[START OF PROVIDED INFORMATION]

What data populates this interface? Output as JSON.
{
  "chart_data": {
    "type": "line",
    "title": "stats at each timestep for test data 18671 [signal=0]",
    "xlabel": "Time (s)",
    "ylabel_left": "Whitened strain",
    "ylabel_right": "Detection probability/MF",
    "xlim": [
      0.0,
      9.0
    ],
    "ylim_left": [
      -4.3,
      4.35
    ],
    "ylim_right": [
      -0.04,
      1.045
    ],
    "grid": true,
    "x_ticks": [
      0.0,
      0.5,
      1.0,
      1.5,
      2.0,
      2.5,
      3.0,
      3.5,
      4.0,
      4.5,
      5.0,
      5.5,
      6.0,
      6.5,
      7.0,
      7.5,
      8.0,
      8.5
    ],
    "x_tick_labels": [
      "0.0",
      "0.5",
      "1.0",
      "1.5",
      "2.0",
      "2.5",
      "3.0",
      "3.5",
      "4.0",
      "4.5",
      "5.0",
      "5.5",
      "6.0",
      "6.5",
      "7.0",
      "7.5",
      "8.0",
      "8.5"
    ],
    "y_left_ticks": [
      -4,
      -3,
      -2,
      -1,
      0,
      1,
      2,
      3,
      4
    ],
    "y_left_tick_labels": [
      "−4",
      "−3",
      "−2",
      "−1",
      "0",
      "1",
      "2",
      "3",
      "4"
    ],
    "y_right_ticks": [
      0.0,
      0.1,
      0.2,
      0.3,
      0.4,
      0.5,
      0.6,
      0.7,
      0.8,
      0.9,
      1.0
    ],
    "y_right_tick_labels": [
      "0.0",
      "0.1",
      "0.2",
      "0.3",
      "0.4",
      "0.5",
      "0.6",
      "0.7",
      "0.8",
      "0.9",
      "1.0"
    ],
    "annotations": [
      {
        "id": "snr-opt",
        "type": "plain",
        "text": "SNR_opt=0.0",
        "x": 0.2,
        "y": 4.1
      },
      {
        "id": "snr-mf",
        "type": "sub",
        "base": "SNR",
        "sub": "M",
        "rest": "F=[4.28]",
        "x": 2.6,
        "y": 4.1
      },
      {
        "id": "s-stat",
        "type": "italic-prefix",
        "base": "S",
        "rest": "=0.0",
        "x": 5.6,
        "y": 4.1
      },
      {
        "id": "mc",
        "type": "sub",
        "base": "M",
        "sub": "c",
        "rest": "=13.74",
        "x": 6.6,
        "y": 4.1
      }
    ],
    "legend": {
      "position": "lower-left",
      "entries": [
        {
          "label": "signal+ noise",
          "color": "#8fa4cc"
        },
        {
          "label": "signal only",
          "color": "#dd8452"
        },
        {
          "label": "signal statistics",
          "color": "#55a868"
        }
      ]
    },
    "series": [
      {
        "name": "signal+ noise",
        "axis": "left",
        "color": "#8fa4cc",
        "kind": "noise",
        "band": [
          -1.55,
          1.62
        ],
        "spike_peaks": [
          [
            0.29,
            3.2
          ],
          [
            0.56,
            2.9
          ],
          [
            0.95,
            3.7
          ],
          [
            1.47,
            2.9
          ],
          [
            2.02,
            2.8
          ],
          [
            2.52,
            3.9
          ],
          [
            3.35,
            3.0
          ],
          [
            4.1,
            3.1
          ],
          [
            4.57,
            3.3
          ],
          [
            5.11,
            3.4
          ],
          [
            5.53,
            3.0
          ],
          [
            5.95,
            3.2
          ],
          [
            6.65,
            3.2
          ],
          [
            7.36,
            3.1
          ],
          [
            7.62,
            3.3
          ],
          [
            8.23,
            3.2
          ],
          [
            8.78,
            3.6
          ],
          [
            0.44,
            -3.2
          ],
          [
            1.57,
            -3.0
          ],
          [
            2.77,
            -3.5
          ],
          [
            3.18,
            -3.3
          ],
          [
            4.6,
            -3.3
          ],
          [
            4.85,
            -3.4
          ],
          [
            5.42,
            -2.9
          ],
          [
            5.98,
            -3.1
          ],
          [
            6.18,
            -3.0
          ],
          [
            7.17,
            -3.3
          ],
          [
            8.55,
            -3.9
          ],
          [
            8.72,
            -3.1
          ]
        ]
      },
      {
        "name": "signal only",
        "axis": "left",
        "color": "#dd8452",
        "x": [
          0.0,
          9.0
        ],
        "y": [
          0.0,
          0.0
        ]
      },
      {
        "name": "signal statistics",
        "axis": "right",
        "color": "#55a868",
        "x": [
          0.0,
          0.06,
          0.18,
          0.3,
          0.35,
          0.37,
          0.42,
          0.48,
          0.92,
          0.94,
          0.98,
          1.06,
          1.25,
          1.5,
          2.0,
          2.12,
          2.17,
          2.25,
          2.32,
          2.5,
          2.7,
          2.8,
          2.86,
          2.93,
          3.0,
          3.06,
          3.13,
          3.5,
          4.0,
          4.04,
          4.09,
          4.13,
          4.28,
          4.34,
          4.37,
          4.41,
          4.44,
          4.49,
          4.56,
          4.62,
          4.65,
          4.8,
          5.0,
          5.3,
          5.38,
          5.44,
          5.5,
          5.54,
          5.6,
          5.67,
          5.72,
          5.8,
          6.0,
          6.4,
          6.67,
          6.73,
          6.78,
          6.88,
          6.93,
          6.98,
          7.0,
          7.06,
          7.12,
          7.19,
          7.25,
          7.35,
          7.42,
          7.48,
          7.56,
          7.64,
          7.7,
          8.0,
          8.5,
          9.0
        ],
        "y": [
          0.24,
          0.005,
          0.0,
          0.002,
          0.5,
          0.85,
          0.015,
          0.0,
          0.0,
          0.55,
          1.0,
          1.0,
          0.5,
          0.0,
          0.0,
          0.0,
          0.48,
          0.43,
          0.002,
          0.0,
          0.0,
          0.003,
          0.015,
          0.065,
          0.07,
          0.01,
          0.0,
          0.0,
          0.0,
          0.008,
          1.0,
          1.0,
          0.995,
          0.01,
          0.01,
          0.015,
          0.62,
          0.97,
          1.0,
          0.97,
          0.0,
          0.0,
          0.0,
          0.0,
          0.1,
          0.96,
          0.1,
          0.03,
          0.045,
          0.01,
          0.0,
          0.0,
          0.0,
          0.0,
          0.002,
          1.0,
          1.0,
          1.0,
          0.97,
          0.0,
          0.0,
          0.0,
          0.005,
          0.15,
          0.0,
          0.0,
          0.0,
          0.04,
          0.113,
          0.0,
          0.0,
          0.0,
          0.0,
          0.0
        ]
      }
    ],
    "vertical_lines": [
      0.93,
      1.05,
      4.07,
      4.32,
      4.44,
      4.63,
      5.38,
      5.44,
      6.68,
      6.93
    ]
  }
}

[END OF PROVIDED INFORMATION]

● OBJECTIVE: Transcribe the data above in full, exactly.

● CORRECT ANSWER:
What data populates this interface? Output as JSON.
{
  "chart_data": {
    "type": "line",
    "title": "stats at each timestep for test data 18671 [signal=0]",
    "xlabel": "Time (s)",
    "ylabel_left": "Whitened strain",
    "ylabel_right": "Detection probability/MF",
    "xlim": [
      0.0,
      9.0
    ],
    "ylim_left": [
      -4.3,
      4.35
    ],
    "ylim_right": [
      -0.04,
      1.045
    ],
    "grid": true,
    "x_ticks": [
      0.0,
      0.5,
      1.0,
      1.5,
      2.0,
      2.5,
      3.0,
      3.5,
      4.0,
      4.5,
      5.0,
      5.5,
      6.0,
      6.5,
      7.0,
      7.5,
      8.0,
      8.5
    ],
    "x_tick_labels": [
      "0.0",
      "0.5",
      "1.0",
      "1.5",
      "2.0",
      "2.5",
      "3.0",
      "3.5",
      "4.0",
      "4.5",
      "5.0",
      "5.5",
      "6.0",
      "6.5",
      "7.0",
      "7.5",
      "8.0",
      "8.5"
    ],
    "y_left_ticks": [
      -4,
      -3,
      -2,
      -1,
      0,
      1,
      2,
      3,
      4
    ],
    "y_left_tick_labels": [
      "−4",
      "−3",
      "−2",
      "−1",
      "0",
      "1",
      "2",
      "3",
      "4"
    ],
    "y_right_ticks": [
      0.0,
      0.1,
      0.2,
      0.3,
      0.4,
      0.5,
      0.6,
      0.7,
      0.8,
      0.9,
      1.0
    ],
    "y_right_tick_labels": [
      "0.0",
      "0.1",
      "0.2",
      "0.3",
      "0.4",
      "0.5",
      "0.6",
      "0.7",
      "0.8",
      "0.9",
      "1.0"
    ],
    "annotations": [
      {
        "id": "snr-opt",
        "type": "plain",
        "text": "SNR_opt=0.0",
        "x": 0.2,
        "y": 4.1
      },
      {
        "id": "snr-mf",
        "type": "sub",
        "base": "SNR",
        "sub": "M",
        "rest": "F=[4.28]",
        "x": 2.6,
        "y": 4.1
      },
      {
        "id": "s-stat",
        "type": "italic-prefix",
        "base": "S",
        "rest": "=0.0",
        "x": 5.6,
        "y": 4.1
      },
      {
        "id": "mc",
        "type": "sub",
        "base": "M",
        "sub": "c",
        "rest": "=13.74",
        "x": 6.6,
        "y": 4.1
      }
    ],
    "legend": {
      "position": "lower-left",
      "entries": [
        {
          "label": "signal+ noise",
          "color": "#8fa4cc"
        },
        {
          "label": "signal only",
          "color": "#dd8452"
        },
        {
          "label": "signal statistics",
          "color": "#55a868"
        }
      ]
    },
    "series": [
      {
        "name": "signal+ noise",
        "axis": "left",
        "color": "#8fa4cc",
        "kind": "noise",
        "band": [
          -1.55,
          1.62
        ],
        "spike_peaks": [
          [
            0.29,
            3.2
          ],
          [
            0.56,
            2.9
          ],
          [
            0.95,
            3.7
          ],
          [
            1.47,
            2.9
          ],
          [
            2.02,
            2.8
          ],
          [
            2.52,
            3.9
          ],
          [
            3.35,
            3.0
          ],
          [
            4.1,
            3.1
          ],
          [
            4.57,
            3.3
          ],
          [
            5.11,
            3.4
          ],
          [
            5.53,
            3.0
          ],
          [
            5.95,
            3.2
          ],
          [
            6.65,
            3.2
          ],
          [
            7.36,
            3.1
          ],
          [
            7.62,
            3.3
          ],
          [
            8.23,
            3.2
          ],
          [
            8.78,
            3.6
          ],
          [
            0.44,
            -3.2
          ],
          [
            1.57,
            -3.0
          ],
          [
            2.77,
            -3.5
          ],
          [
            3.18,
            -3.3
          ],
          [
            4.6,
            -3.3
          ],
          [
            4.85,
            -3.4
          ],
          [
            5.42,
            -2.9
          ],
          [
            5.98,
            -3.1
          ],
          [
            6.18,
            -3.0
          ],
          [
            7.17,
            -3.3
          ],
          [
            8.55,
            -3.9
          ],
          [
            8.72,
            -3.1
          ]
        ]
      },
      {
        "name": "signal only",
        "axis": "left",
        "color": "#dd8452",
        "x": [
          0.0,
          9.0
        ],
        "y": [
          0.0,
          0.0
        ]
      },
      {
        "name": "signal statistics",
        "axis": "right",
        "color": "#55a868",
        "x": [
          0.0,
          0.06,
          0.18,
          0.3,
          0.35,
          0.37,
          0.42,
          0.48,
          0.92,
          0.94,
          0.98,
          1.06,
          1.25,
          1.5,
          2.0,
          2.12,
          2.17,
          2.25,
          2.32,
          2.5,
          2.7,
          2.8,
          2.86,
          2.93,
          3.0,
          3.06,
          3.13,
          3.5,
          4.0,
          4.04,
          4.09,
          4.13,
          4.28,
          4.34,
          4.37,
          4.41,
          4.44,
          4.49,
          4.56,
          4.62,
          4.65,
          4.8,
          5.0,
          5.3,
          5.38,
          5.44,
          5.5,
          5.54,
          5.6,
          5.67,
          5.72,
          5.8,
          6.0,
          6.4,
          6.67,
          6.73,
          6.78,
          6.88,
          6.93,
          6.98,
          7.0,
          7.06,
          7.12,
          7.19,
          7.25,
          7.35,
          7.42,
          7.48,
          7.56,
          7.64,
          7.7,
          8.0,
          8.5,
          9.0
        ],
        "y": [
          0.24,
          0.005,
          0.0,
          0.002,
          0.5,
          0.85,
          0.015,
          0.0,
          0.0,
          0.55,
          1.0,
          1.0,
          0.5,
          0.0,
          0.0,
          0.0,
          0.48,
          0.43,
          0.002,
          0.0,
          0.0,
          0.003,
          0.015,
          0.065,
          0.07,
          0.01,
          0.0,
          0.0,
          0.0,
          0.008,
          1.0,
          1.0,
          0.995,
          0.01,
          0.01,
          0.015,
          0.62,
          0.97,
          1.0,
          0.97,
          0.0,
          0.0,
          0.0,
          0.0,
          0.1,
          0.96,
          0.1,
          0.03,
          0.045,
          0.01,
          0.0,
          0.0,
          0.0,
          0.0,
          0.002,
          1.0,
          1.0,
          1.0,
          0.97,
          0.0,
          0.0,
          0.0,
          0.005,
          0.15,
          0.0,
          0.0,
          0.0,
          0.04,
          0.113,
          0.0,
          0.0,
          0.0,
          0.0,
          0.0
        ]
      }
    ],
    "vertical_lines": [
      0.93,
      1.05,
      4.07,
      4.32,
      4.44,
      4.63,
      5.38,
      5.44,
      6.68,
      6.93
    ]
  }
}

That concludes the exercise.